### WHAT YOU SHOULD DO:
Of all the lines in this data, how many include "text"? Respond with the number only.

__________________________________________________

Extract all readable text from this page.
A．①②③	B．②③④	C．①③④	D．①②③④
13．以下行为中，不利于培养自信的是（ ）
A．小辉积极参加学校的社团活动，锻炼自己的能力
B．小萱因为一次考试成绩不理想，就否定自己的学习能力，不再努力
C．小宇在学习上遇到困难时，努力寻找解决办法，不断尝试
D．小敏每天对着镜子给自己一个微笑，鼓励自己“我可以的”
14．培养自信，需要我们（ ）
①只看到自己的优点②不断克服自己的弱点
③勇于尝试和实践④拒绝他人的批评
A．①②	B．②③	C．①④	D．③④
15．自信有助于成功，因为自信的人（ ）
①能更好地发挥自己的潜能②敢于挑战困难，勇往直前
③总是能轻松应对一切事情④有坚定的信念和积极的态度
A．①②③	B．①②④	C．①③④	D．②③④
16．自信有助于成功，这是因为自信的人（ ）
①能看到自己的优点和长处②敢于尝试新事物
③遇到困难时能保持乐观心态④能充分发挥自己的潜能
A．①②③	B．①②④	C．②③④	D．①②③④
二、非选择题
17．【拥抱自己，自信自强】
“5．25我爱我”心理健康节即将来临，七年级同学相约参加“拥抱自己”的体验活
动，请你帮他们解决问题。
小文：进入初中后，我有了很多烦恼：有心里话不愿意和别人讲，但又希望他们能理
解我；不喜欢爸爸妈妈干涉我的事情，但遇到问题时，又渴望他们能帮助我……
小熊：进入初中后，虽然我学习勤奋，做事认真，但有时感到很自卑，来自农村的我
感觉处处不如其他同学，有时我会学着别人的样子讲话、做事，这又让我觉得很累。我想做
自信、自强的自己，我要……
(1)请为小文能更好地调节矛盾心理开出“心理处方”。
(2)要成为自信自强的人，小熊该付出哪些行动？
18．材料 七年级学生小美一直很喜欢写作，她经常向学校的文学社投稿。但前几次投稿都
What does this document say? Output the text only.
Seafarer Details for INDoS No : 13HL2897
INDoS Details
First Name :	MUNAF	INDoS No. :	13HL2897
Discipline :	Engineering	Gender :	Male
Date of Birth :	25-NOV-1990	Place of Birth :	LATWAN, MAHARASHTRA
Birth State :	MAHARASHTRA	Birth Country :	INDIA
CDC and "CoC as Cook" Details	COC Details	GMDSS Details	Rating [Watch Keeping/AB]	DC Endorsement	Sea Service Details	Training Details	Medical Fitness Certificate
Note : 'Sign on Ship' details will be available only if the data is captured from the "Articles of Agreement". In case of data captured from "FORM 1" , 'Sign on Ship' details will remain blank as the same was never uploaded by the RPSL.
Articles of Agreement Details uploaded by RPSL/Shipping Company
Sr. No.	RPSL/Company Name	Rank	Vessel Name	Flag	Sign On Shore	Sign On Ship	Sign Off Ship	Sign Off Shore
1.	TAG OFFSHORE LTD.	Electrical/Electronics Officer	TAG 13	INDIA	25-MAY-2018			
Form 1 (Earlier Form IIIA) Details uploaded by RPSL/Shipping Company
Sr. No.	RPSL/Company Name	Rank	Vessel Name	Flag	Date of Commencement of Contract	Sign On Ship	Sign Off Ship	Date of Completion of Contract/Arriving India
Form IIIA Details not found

__________________________________________________

### OUTPUT FOR THIS TASK:
2